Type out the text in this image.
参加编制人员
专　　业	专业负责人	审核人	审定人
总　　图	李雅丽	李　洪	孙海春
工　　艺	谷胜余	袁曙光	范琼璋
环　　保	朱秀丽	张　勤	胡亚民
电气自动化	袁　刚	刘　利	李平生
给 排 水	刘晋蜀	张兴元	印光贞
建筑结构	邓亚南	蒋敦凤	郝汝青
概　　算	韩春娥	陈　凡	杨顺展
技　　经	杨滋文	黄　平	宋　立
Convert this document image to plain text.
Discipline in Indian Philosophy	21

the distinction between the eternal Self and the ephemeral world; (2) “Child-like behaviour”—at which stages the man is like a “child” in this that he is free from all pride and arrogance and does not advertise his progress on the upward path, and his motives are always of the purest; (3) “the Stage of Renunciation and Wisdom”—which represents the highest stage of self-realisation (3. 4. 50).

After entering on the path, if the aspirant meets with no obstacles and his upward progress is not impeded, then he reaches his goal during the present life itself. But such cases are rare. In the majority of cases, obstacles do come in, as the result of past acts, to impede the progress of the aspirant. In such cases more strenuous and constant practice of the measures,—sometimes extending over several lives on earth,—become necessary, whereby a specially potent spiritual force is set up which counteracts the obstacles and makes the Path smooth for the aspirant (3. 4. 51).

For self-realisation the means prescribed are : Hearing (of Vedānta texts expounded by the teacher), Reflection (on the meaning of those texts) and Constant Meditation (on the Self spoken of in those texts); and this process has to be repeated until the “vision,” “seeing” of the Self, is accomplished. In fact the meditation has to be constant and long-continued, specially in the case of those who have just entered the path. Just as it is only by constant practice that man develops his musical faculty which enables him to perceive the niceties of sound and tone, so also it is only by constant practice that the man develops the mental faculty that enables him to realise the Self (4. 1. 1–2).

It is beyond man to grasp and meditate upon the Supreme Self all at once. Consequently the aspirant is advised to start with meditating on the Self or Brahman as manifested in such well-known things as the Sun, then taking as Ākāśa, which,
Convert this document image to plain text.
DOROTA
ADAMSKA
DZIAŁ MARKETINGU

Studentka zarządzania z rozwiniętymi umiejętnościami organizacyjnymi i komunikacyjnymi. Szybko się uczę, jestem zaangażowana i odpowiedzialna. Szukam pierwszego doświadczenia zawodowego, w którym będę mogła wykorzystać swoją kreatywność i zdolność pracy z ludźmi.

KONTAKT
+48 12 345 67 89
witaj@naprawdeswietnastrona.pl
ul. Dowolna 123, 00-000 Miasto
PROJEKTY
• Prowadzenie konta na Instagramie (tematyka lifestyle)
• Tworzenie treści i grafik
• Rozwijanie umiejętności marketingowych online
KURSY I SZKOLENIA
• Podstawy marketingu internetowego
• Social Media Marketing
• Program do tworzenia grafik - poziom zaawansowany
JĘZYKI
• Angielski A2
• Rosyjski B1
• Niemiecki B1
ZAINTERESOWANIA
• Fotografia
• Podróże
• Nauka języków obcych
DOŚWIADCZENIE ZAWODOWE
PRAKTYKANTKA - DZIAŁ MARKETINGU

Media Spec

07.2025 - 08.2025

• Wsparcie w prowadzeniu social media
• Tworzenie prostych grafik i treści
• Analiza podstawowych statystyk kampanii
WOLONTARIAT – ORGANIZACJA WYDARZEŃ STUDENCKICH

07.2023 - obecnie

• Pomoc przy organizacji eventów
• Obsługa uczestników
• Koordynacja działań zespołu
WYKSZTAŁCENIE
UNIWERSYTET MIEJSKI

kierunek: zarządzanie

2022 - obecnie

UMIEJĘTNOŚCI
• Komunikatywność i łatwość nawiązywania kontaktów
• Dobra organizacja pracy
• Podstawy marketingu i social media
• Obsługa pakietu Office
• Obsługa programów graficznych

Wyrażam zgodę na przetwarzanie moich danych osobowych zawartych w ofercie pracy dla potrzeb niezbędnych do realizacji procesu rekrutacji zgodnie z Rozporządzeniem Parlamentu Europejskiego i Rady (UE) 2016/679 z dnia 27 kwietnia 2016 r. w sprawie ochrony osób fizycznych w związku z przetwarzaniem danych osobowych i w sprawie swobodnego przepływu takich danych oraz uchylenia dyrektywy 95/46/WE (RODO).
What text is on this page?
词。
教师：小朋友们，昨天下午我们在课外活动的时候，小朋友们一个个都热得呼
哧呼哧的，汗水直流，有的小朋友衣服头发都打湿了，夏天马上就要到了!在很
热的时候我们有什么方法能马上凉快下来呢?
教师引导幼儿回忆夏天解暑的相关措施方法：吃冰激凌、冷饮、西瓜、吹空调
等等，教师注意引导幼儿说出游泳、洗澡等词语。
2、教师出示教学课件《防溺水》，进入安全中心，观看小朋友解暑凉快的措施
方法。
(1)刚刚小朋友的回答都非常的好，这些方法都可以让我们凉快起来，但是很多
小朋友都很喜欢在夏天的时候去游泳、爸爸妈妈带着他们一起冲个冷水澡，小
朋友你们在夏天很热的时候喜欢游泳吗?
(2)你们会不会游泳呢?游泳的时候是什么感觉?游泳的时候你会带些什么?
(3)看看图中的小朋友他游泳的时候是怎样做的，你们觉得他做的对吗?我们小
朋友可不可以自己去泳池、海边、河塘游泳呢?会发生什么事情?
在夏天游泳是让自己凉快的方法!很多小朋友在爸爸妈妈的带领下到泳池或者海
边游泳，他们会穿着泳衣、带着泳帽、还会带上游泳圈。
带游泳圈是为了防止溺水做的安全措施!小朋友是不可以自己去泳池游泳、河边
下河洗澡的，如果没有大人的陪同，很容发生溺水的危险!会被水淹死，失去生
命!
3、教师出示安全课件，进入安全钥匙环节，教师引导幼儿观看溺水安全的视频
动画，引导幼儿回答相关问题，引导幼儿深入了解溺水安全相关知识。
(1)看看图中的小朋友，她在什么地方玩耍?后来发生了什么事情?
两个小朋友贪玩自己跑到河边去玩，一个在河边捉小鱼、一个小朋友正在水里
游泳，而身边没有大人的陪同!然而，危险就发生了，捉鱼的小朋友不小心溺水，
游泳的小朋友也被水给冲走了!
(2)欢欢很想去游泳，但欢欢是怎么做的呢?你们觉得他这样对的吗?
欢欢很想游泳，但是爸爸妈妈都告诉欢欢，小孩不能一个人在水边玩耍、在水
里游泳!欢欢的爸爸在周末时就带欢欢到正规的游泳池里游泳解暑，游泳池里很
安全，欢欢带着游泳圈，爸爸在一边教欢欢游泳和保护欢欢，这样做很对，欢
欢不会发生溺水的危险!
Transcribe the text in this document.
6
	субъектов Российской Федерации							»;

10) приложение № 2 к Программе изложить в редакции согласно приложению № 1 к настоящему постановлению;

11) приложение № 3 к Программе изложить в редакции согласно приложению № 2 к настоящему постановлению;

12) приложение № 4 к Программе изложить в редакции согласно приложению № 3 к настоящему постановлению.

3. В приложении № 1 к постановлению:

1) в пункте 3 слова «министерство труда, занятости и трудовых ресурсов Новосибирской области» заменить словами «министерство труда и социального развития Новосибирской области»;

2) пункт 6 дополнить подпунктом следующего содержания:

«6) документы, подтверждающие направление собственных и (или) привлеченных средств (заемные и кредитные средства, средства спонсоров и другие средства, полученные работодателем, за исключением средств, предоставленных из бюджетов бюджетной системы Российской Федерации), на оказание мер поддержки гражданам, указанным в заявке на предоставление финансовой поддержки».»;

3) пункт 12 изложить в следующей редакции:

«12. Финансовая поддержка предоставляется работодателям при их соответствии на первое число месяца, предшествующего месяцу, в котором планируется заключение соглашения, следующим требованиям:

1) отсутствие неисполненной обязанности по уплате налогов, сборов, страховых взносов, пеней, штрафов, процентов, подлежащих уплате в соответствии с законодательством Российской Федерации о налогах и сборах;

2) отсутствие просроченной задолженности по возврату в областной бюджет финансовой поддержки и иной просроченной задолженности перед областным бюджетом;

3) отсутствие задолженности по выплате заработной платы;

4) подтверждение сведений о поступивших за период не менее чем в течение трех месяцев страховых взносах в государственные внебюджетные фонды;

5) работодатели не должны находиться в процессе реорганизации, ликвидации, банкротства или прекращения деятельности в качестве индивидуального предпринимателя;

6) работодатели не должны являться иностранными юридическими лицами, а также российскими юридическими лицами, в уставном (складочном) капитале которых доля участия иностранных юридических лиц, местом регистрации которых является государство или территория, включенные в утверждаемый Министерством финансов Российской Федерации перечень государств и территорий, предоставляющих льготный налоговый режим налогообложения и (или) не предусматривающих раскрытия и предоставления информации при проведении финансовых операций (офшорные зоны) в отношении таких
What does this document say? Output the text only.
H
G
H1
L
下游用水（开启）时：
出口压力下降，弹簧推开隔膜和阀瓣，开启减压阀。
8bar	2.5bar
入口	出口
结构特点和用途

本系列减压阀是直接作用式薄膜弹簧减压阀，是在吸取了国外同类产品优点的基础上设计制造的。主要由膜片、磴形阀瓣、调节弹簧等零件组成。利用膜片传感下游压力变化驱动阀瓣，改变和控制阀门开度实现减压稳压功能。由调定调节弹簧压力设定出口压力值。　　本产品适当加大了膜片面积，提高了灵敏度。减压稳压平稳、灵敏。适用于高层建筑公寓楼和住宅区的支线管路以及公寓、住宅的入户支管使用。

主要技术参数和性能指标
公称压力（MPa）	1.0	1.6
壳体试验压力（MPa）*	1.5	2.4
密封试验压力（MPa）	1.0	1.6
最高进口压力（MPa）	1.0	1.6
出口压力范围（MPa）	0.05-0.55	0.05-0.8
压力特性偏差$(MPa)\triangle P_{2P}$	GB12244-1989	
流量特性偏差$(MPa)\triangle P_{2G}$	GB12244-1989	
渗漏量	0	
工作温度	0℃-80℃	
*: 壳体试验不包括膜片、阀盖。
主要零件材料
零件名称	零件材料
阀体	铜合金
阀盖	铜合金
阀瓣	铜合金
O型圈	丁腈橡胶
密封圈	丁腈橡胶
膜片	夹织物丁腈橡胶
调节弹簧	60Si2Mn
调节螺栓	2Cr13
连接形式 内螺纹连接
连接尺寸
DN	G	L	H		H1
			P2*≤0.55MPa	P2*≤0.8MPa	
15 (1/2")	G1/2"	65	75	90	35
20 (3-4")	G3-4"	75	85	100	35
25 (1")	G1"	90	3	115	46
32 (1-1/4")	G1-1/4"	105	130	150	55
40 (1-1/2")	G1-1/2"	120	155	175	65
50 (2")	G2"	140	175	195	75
········
## Exercise objective
Check each line of the records above for "соответствии", and copy those that have it.

## Result below
«12. Финансовая поддержка предоставляется работодателям при их соответствии на первое число месяца, предшествующего месяцу, в котором планируется заключение соглашения, следующим требованиям:
1) отсутствие неисполненной обязанности по уплате налогов, сборов, страховых взносов, пеней, штрафов, процентов, подлежащих уплате в соответствии с законодательством Российской Федерации о налогах и сборах;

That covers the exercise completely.